*Dataset:*
########
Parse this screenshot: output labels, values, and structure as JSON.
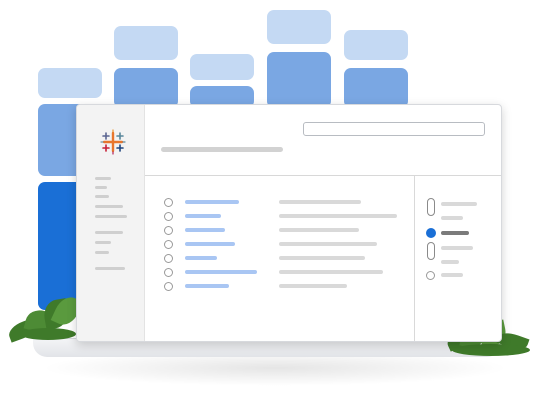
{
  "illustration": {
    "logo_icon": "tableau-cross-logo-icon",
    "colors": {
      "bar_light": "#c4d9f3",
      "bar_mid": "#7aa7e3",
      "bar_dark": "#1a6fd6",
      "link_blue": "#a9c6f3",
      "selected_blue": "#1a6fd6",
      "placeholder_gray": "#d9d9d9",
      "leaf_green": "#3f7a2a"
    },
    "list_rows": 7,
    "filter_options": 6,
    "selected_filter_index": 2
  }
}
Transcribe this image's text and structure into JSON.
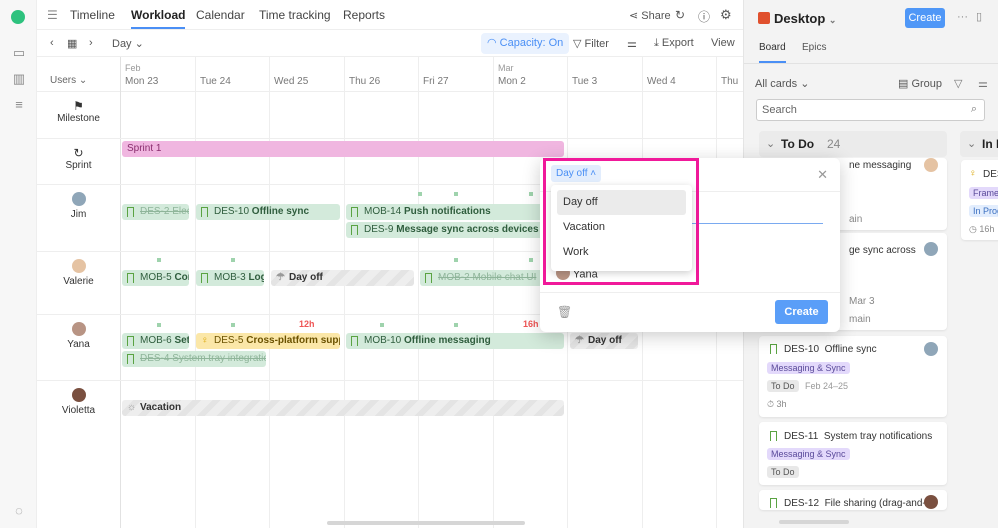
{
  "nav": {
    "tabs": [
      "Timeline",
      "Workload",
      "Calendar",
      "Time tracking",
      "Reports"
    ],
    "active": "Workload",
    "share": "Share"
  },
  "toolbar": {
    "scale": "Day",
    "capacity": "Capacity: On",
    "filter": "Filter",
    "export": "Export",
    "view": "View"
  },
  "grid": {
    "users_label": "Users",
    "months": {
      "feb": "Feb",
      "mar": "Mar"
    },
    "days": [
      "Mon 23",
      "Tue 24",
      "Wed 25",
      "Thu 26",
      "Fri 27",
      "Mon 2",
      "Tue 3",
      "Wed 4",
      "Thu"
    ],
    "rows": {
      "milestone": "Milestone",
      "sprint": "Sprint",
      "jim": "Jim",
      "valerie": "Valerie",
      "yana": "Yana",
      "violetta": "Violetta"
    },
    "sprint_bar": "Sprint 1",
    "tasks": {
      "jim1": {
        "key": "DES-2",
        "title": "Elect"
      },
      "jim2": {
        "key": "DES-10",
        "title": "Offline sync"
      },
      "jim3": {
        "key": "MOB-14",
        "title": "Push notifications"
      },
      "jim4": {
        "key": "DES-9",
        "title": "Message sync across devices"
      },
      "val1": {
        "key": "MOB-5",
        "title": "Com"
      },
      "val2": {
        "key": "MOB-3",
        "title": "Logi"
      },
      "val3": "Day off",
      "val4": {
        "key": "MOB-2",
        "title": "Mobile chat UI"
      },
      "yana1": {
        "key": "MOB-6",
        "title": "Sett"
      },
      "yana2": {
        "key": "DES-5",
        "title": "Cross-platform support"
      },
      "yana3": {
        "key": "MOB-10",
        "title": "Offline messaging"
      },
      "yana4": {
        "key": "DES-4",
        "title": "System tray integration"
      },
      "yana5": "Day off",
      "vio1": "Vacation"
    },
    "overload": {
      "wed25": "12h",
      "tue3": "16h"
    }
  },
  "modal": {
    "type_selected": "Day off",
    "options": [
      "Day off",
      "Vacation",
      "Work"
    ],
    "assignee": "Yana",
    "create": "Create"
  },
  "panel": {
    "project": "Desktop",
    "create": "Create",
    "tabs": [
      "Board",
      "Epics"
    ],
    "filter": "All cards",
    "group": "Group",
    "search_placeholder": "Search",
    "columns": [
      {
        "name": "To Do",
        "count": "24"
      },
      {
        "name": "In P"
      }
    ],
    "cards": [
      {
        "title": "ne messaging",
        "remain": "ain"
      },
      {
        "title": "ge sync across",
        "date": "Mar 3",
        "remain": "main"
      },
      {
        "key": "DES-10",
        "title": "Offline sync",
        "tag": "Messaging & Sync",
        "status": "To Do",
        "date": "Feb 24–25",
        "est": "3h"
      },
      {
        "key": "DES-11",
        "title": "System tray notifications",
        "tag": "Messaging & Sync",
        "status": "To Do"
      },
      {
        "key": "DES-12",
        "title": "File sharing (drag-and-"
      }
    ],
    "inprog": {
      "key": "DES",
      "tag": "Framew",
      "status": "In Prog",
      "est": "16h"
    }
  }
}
########
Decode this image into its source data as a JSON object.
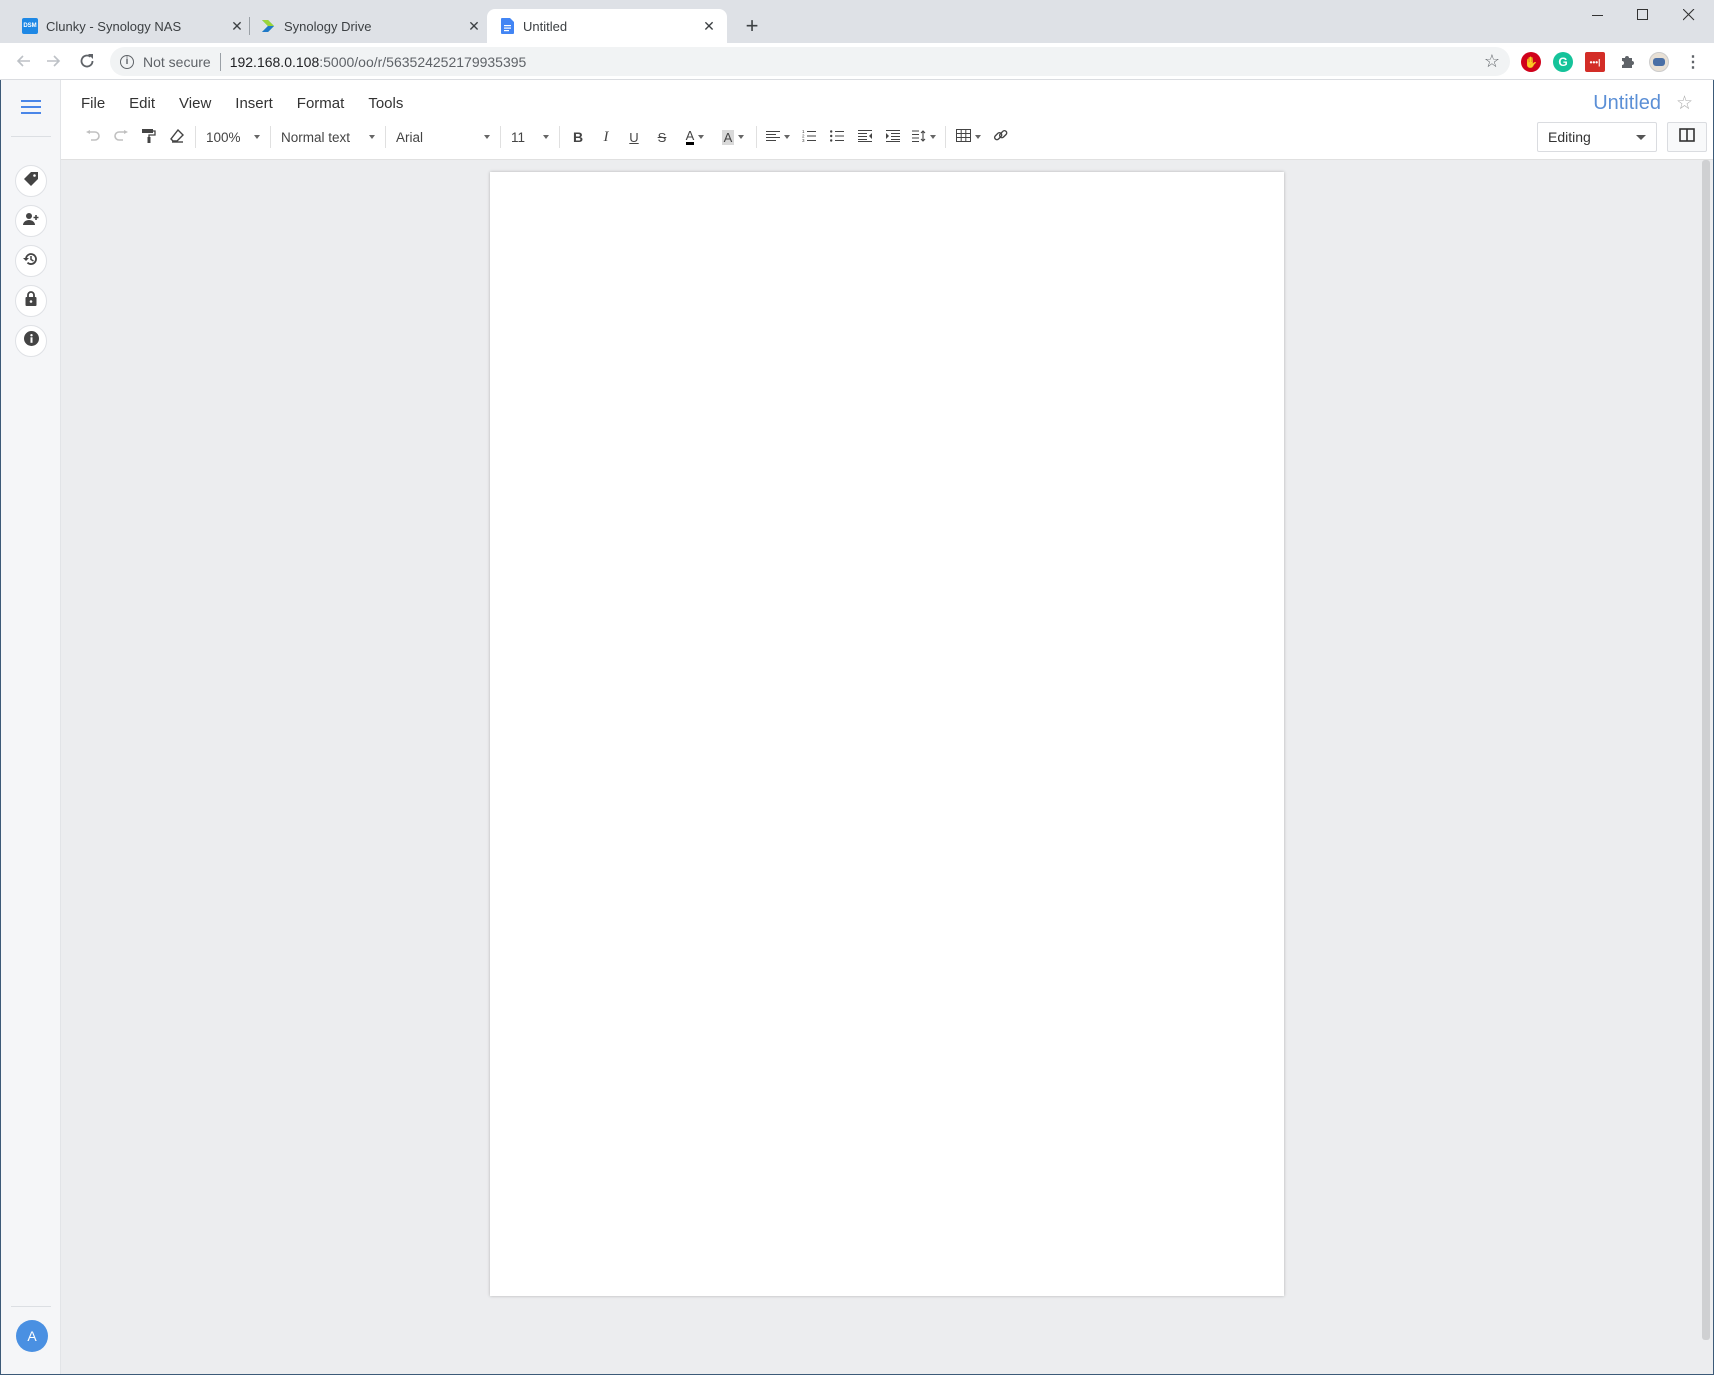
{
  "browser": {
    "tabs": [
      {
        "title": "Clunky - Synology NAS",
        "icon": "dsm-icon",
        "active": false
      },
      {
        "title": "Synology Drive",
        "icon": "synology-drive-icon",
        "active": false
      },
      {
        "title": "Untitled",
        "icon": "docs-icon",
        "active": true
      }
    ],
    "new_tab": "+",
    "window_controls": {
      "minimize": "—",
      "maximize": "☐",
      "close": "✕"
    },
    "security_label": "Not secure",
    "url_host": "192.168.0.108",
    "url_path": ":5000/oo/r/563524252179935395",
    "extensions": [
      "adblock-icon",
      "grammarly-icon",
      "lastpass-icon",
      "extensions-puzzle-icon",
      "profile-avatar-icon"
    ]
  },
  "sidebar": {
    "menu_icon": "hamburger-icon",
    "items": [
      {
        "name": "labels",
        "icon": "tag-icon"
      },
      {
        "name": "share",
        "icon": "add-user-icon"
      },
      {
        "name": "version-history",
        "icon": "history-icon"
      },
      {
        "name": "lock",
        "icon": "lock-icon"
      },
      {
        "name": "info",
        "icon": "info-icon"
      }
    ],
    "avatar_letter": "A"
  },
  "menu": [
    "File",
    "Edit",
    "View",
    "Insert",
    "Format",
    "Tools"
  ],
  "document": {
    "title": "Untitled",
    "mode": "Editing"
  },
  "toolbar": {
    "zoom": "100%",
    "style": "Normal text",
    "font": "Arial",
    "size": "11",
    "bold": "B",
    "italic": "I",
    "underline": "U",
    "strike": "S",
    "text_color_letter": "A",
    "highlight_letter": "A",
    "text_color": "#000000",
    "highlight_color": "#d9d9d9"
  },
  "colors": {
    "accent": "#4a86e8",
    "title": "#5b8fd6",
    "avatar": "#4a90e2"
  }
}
########
*What is required:* Count how many lines include the string "image". Nothing but the number is needed.

*Result below:* 2